Dataset rows
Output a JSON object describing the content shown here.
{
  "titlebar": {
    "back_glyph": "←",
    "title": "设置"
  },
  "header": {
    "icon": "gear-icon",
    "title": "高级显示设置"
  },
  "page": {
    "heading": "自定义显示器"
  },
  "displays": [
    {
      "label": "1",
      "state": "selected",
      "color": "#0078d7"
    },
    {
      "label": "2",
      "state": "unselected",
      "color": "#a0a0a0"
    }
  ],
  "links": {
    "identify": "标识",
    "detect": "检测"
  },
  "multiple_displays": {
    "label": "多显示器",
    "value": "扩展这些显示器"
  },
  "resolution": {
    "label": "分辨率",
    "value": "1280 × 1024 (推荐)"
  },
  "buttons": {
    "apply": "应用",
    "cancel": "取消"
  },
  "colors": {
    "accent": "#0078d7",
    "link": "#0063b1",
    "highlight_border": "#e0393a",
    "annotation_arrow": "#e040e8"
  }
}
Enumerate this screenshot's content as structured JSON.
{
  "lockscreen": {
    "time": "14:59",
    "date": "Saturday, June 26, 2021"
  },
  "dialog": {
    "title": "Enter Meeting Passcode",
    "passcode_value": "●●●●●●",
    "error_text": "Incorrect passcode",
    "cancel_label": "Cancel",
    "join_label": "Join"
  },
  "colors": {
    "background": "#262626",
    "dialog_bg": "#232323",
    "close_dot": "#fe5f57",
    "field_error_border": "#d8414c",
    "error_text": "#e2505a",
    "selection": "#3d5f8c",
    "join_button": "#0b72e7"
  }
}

■ **Goal**
The lines to quote run from the one containing "Enumerate this screenshot's" through the final line of the material above; please give them exactly, both ends included, and nothing else.

■ **Solution**
Enumerate this screenshot's content as structured JSON.
{
  "lockscreen": {
    "time": "14:59",
    "date": "Saturday, June 26, 2021"
  },
  "dialog": {
    "title": "Enter Meeting Passcode",
    "passcode_value": "●●●●●●",
    "error_text": "Incorrect passcode",
    "cancel_label": "Cancel",
    "join_label": "Join"
  },
  "colors": {
    "background": "#262626",
    "dialog_bg": "#232323",
    "close_dot": "#fe5f57",
    "field_error_border": "#d8414c",
    "error_text": "#e2505a",
    "selection": "#3d5f8c",
    "join_button": "#0b72e7"
  }
}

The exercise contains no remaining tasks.